STATED TASK 1.
Please list every sectional view described in the relay patent excerpt, along with the line and figure it is taken along.
STATED TASK 2.
According to the relay patent excerpt, which component sits under the two static contact leading-out terminals?
STATED TASK 3.
Carry on writing the relay patent excerpt, starting right after its final sentence.

GIVEN TEXT.

BRIEF DESCRIPTION OF THE DRAWINGS

[0021] The above-described and other features and advantages of the present disclosure will become more apparent from the detailed descriptions of exemplary embodiments with reference with the accompanying drawings.

Fig. 1 is a perspective view of a partial configuration according to a first embodiment of a high-voltage DC relay for enhancing arc extinguishing capability of the present disclosure;

Fig. 2 is a front view of Fig. 1;

Fig. 3 is a top view of Fig. 1;

Fig. 4 is a sectional view taken along line A-A in Fig. 3;

Fig. 5 is a perspective view of a partial configuration according to a second embodiment of the high-voltage DC relay for enhancing the arc extinguishing capability of the present disclosure;

Fig. 6 is a front view of Fig. 5;

Fig. 7 is a top view of Fig. 5;

Fig. 8 is a sectional view taken along line B-B in Fig. 6;

Fig. 9 is a sectional view taken along the line C-C in Fig. 7;

Fig. 10 is a schematic view of interaction between a permanent magnet and a short-circuit ring in the second embodiment of the present disclosure.

DETAILED DESCRIPTION

[0022] Now, the exemplary implementations will be described more completely with reference to the accompanying drawings. However, the exemplary implementations can be implemented in various forms and should not be construed as limiting the implementations as set forth herein. Although terms having opposite meanings such as "up" and "down" are used herein to describe the relationship of one component relative to another component, such terms are used herein only for the sake of convenience, for example, "in the direction illustrated in the figure". It can be understood that if a device denoted in the drawings is turned upside down, a component described as "above" something will become a component described as "under" something. When a structure is described as "above" another structure, it probably means that the structure is integrally formed on another structure, or, the structure is "directly" disposed on another structure, or the structure is "indirectly" disposed on another structure through an additional structure.

The first embodiment

[0023] Referring to Fig. 1 to Fig. 4, a high-voltage DC relay for enhancing arc extinguishing capability of the present disclosure includes two static contact leading-out terminals 1 and one movable contact piece 2. The movable contact piece 2 is arranged under the two static contact leading-out terminals 1, and two ends of the movable contact piece 2 used as movable contacts are respectively matched with bottom ends of the two static contact leading-out terminals 1 used as static contacts. First permanent magnets 3 are respectively arranged at outer side of two ends of the movable contact piece 2 in a longitudinal direction, corresponding to a position where the movable contacts are in contact with the static contacts, and sides having polarity of the two first permanent magnets 3 face the corresponding movable contacts respectively. Second permanent magnets 4 are respectively arranged at positions where the movable contacts are in contact with the static contacts, between the two static contact leading-out terminals 1, on the movable contact piece 2. The side having polarity of the second permanent magnet 4 faces the side having polarity of the corresponding first permanent magnet 3, and polarity of the side of the second permanent magnet 4 facing the movable contacts is opposite to polarity of the side of the first permanent magnet 3 facing the movable contacts.

ITEMS.
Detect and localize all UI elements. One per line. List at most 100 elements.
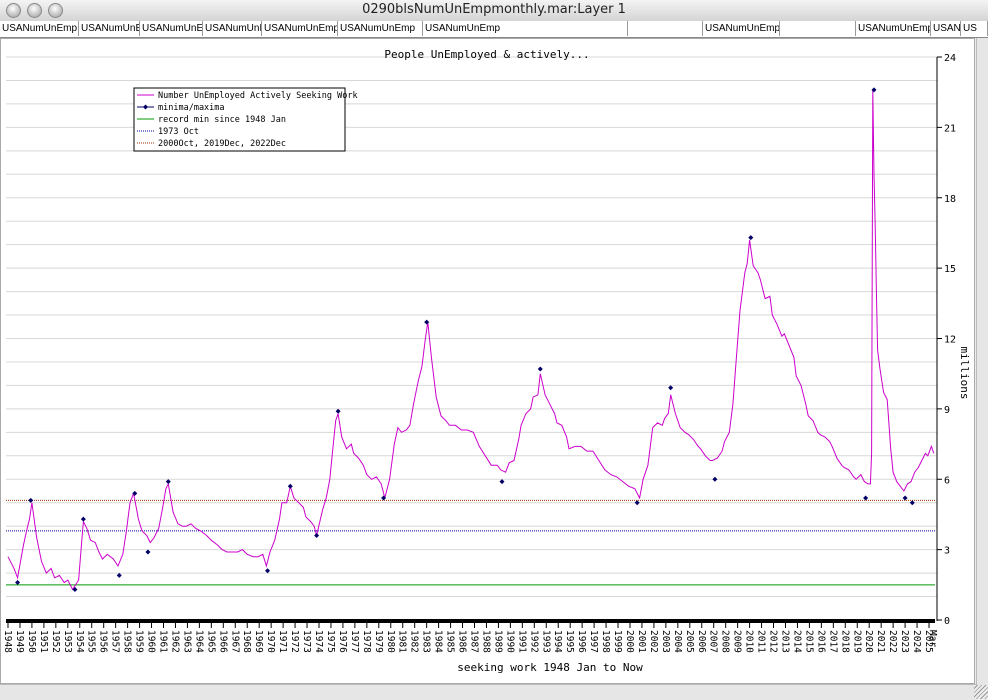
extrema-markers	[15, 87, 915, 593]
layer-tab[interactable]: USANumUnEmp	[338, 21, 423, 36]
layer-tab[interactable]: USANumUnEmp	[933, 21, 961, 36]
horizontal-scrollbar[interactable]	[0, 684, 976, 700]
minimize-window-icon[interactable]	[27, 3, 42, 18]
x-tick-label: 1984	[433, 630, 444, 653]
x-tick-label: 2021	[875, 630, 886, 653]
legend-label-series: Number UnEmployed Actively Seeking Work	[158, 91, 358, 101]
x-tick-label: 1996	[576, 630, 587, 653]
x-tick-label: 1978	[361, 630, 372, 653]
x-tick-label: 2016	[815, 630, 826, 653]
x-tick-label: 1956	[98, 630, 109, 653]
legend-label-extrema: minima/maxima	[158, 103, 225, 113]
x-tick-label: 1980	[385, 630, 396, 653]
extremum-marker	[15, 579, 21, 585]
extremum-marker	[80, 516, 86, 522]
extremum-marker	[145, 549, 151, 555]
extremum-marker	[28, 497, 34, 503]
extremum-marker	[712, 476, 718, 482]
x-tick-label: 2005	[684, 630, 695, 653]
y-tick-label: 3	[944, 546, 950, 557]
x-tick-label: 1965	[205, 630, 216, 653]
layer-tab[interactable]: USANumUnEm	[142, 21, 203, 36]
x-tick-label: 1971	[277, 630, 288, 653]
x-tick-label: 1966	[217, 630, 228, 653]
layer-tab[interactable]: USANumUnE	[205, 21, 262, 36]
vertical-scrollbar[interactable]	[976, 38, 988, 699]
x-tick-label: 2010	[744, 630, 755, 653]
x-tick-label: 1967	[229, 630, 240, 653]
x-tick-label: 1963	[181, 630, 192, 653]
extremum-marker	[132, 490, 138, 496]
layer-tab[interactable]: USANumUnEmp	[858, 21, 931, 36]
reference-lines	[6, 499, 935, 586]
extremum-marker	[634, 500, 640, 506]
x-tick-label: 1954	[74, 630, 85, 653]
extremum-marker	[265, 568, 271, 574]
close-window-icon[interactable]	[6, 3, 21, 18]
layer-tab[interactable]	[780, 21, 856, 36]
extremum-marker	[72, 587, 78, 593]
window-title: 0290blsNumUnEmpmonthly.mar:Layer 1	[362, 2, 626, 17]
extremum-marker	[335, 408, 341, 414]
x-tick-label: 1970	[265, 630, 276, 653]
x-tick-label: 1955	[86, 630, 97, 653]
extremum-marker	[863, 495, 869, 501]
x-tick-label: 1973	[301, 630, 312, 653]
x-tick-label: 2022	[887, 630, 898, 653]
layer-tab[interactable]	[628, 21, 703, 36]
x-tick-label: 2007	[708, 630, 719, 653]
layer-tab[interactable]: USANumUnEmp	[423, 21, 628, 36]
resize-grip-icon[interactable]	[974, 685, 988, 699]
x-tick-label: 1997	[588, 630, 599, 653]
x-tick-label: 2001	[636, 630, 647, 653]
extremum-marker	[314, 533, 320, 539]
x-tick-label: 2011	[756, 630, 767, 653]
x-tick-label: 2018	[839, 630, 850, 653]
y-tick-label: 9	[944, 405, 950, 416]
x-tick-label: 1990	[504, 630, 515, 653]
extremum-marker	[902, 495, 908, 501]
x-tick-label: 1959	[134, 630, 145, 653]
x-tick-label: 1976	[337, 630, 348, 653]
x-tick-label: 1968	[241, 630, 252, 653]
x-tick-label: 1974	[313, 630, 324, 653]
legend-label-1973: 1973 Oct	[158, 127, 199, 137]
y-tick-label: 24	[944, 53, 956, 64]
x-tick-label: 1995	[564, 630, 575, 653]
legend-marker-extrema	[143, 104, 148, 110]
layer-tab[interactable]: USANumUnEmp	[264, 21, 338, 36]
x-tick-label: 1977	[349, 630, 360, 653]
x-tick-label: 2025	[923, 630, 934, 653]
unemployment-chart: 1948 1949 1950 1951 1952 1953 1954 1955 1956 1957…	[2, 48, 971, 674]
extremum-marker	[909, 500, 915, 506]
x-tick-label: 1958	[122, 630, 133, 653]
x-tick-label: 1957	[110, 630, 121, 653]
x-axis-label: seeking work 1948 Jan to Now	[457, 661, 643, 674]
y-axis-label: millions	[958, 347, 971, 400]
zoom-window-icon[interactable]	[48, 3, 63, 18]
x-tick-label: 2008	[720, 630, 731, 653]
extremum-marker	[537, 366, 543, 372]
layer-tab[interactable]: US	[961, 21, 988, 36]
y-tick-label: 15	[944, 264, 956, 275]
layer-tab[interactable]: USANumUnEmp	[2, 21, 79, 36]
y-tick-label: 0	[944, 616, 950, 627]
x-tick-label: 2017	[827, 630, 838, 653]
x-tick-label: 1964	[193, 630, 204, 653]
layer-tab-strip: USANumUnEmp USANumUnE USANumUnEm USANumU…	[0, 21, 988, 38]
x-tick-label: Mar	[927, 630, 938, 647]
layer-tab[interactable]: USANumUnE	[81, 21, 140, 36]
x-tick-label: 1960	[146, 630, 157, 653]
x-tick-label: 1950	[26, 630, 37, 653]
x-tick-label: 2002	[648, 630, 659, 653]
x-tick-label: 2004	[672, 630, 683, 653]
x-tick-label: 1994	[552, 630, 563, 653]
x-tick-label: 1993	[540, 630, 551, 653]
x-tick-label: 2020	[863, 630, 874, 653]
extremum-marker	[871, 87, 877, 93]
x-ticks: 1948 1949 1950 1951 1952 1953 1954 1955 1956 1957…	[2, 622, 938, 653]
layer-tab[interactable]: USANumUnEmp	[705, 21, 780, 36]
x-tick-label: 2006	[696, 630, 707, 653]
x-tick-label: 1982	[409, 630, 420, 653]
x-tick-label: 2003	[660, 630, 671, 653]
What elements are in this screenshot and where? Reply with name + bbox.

--

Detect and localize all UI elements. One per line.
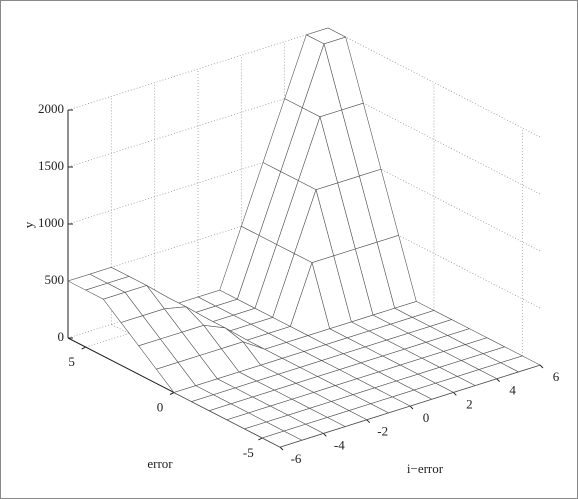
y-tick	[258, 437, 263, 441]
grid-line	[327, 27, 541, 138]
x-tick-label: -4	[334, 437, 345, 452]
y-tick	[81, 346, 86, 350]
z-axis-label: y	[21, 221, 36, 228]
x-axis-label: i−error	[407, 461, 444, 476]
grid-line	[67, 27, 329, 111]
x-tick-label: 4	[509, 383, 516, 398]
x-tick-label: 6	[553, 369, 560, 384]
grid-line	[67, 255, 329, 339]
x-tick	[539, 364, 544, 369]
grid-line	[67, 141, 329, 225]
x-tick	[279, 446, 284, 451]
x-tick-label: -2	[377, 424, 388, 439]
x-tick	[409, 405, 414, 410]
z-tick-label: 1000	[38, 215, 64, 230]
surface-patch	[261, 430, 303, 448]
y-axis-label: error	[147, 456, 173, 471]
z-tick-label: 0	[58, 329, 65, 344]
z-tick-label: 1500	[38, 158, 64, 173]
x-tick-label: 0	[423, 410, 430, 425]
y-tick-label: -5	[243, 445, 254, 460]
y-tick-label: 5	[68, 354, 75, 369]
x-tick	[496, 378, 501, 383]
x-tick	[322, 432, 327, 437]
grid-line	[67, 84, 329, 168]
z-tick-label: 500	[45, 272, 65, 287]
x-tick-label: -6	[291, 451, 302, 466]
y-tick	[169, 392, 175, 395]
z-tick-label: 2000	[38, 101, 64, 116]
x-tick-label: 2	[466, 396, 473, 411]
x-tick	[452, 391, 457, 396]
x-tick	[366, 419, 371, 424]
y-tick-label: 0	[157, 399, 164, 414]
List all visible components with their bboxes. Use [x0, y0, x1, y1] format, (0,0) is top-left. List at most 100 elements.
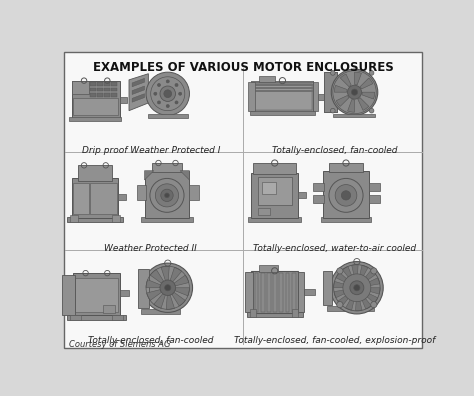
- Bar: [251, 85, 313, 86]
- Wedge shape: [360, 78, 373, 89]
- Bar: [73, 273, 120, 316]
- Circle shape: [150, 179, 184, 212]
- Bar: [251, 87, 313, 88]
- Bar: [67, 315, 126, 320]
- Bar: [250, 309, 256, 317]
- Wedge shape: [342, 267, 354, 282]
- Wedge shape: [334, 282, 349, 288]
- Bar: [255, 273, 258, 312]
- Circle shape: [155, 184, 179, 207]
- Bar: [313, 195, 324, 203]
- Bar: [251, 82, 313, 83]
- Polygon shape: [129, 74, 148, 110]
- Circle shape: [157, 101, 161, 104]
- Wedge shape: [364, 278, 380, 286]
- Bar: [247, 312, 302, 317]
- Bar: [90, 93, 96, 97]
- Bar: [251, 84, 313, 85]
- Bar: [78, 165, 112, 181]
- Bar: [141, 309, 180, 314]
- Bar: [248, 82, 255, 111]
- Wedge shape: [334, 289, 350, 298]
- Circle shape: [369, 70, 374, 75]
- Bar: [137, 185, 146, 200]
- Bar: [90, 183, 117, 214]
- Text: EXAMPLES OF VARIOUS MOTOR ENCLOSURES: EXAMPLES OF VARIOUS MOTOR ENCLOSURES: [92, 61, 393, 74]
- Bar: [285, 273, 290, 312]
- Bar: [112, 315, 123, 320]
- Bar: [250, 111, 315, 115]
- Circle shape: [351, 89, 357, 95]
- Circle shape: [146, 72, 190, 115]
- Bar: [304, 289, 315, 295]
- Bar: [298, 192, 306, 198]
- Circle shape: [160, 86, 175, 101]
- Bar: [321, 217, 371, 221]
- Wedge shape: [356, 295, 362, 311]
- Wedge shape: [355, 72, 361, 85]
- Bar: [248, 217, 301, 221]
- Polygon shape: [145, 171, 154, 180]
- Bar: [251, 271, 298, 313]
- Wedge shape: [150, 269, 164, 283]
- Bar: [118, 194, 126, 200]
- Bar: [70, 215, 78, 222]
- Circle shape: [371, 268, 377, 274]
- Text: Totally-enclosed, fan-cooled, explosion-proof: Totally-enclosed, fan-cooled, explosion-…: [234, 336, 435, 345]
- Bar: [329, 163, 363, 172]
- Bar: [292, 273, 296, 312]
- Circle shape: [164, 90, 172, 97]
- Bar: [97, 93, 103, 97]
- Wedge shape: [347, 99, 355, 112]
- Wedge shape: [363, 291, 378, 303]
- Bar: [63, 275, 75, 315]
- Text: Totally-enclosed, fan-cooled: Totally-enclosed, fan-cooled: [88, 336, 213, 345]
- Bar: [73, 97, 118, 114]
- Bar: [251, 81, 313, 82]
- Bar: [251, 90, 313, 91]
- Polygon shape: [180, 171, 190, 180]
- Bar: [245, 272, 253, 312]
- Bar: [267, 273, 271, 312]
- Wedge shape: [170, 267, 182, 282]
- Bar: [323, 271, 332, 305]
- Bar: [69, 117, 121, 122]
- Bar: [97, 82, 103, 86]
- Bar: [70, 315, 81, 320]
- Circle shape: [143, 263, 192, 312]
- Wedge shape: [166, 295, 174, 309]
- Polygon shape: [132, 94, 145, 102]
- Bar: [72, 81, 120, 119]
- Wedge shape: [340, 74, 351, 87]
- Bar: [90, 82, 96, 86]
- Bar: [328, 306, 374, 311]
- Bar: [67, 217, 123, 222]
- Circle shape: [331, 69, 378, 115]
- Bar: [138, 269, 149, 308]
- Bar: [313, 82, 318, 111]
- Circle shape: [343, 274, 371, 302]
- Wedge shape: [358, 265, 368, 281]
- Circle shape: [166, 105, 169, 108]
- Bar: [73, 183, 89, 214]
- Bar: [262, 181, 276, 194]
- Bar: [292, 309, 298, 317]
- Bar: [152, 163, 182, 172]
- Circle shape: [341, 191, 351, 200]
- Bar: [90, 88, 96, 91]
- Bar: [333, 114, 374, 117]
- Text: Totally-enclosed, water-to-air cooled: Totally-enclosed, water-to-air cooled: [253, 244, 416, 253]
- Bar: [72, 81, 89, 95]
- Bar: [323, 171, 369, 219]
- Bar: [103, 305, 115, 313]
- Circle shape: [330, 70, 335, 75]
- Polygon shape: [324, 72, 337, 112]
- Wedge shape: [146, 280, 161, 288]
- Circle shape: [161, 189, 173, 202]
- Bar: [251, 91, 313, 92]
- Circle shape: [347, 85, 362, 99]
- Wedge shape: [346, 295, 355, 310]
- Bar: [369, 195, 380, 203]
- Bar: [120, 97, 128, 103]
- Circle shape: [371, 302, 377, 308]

---

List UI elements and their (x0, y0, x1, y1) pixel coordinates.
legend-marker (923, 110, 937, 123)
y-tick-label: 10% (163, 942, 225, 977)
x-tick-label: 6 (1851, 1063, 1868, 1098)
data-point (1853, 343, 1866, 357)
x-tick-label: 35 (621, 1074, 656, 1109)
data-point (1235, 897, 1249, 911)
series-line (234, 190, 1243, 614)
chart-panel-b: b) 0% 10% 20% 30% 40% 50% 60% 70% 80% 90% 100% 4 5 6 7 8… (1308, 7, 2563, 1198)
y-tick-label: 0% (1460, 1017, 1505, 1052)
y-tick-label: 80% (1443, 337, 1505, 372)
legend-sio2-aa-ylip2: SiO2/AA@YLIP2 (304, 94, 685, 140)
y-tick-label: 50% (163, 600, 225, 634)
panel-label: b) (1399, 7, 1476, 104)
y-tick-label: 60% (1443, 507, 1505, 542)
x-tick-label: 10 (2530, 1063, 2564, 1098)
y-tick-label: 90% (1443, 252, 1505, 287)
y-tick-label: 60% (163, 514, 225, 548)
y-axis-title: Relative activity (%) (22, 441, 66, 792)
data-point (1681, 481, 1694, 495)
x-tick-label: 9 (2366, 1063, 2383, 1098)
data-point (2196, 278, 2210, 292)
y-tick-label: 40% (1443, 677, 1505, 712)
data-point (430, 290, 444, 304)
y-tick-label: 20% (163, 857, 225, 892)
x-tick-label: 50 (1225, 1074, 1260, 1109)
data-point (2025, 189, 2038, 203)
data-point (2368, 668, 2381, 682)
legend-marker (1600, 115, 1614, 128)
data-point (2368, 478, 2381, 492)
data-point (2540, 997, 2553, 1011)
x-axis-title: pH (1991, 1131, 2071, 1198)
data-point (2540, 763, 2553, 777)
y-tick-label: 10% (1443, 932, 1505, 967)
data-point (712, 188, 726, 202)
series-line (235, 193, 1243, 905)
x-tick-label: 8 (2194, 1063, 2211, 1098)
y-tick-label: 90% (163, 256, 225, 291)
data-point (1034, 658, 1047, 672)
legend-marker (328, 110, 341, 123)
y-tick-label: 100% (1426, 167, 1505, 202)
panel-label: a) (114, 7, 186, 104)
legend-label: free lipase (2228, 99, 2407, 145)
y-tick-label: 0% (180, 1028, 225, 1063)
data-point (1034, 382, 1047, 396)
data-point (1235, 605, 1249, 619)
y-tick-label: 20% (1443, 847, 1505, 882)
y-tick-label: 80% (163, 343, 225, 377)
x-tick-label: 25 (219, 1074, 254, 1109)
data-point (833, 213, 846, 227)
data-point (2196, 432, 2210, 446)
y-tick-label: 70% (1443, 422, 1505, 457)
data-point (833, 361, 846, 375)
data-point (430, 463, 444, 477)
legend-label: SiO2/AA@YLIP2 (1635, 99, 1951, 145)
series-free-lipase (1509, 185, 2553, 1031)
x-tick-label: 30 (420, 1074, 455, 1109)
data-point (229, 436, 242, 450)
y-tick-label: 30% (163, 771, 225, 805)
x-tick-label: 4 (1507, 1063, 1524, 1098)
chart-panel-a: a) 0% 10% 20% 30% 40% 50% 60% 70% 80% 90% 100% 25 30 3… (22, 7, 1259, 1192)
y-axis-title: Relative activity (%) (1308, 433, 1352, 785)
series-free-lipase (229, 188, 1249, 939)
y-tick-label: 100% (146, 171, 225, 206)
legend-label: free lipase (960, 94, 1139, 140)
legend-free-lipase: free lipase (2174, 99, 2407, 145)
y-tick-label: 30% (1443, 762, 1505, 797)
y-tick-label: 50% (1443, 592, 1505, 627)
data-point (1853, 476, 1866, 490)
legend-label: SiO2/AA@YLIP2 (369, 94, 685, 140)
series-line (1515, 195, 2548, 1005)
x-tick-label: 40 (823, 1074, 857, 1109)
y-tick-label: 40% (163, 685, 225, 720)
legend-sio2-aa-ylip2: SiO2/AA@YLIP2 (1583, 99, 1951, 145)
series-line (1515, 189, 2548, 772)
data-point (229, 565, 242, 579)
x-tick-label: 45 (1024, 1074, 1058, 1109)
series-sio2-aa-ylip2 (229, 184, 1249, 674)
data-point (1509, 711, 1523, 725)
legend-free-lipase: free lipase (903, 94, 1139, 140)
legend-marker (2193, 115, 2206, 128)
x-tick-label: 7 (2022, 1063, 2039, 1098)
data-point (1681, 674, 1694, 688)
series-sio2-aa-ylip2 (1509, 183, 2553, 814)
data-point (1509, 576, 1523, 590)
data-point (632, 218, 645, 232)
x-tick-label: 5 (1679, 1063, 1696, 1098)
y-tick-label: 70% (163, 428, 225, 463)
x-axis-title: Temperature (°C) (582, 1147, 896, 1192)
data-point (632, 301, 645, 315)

RESPONSE 1.
- Fig. 4: taken along line A-A in Fig. 3
- Fig. 8: taken along line B-B in Fig. 6
- Fig. 9: taken along line C-C in Fig. 7

RESPONSE 2.
The movable contact piece 2.

RESPONSE 3.
[0024] In this embodiment, as shown in Fig. 3 and Fig. 4, a magnetic polarity of the side (i.e., a right face) of the first permanent magnet 3 facing the movable contacts corresponding to one end (left end) of the movable contact piece 2 is a N pole, and a magnetic polarity of the side (i.e., a left face) of the first permanent magnet 3 facing the contacts corresponding to the other end (right end) of the movable contact piece 2 is also a N pole. A side having polarity (i.e., a left face) of the second permanent magnet 4 corresponding to one end (left end) of the movable contact piece 2 faces a side having polarity (i.e., a right side) of the corresponding first permanent magnet 3, the polarity of the left face of the second permanent magnet 4 is opposite to the polarity of the right face of the first permanent magnet 3, and the magnetic polarity of the left face of the second permanent magnet 4 at the left end of the movable contact piece 2 is a S pole; similarly, the magnetic polarity of the right face of the second permanent magnet 4 corresponding to the other end (right end) of the movable contact piece 2 is a S pole. For the left end of the movable contact piece 2, magnetic field lines of the first permanent magnet 3 radiate to the right, since the S pole of the second permanent magnet 4 is at the right side of the static contact leading-out terminals 1 on the left side, the magnetic field lines of the first permanent magnet 3 gather at a center of the static contact leading-out terminals 1 on the left side, which can enhance the magnetic field intensity of the first permanent magnet 3 at the position where the movable contacts are in contact with the static contacts, especially at the center of the leading-out terminals (i.e. the arc starting point), and accelerate the arc extinguishing speed by magnetic blowing at the moment of starting the arc. Similarly, For the right end of the movable contact piece 2, the magnetic field lines of the first permanent magnet 3 radiate to the left, since the S pole of the second permanent magnet 4 is at the left side of the static contact leading-out terminals 1 on the right side, the magnetic field lines of the first permanent magnet 3 gather at a center of the static contact leading-out terminals 1 on the right side.

[0025] In this embodiment, the magnetic pole surface of the second permanent magnet 4 is smaller than the magnetic pole surface of the first permanent magnet 1, that is, the first permanent magnet 1 is a large permanent magnet and the second permanent magnet 4 is a small permanent magnet.

[0026] In this embodiment, the movable contact piece 2 corresponds to a middle portion of the first permanent magnet 3 in a height direction.

[0027] In this embodiment, the two second permanent magnets 4 are symmetrically arranged on two sides of a center line of the movable contact piece 2 in a length direction.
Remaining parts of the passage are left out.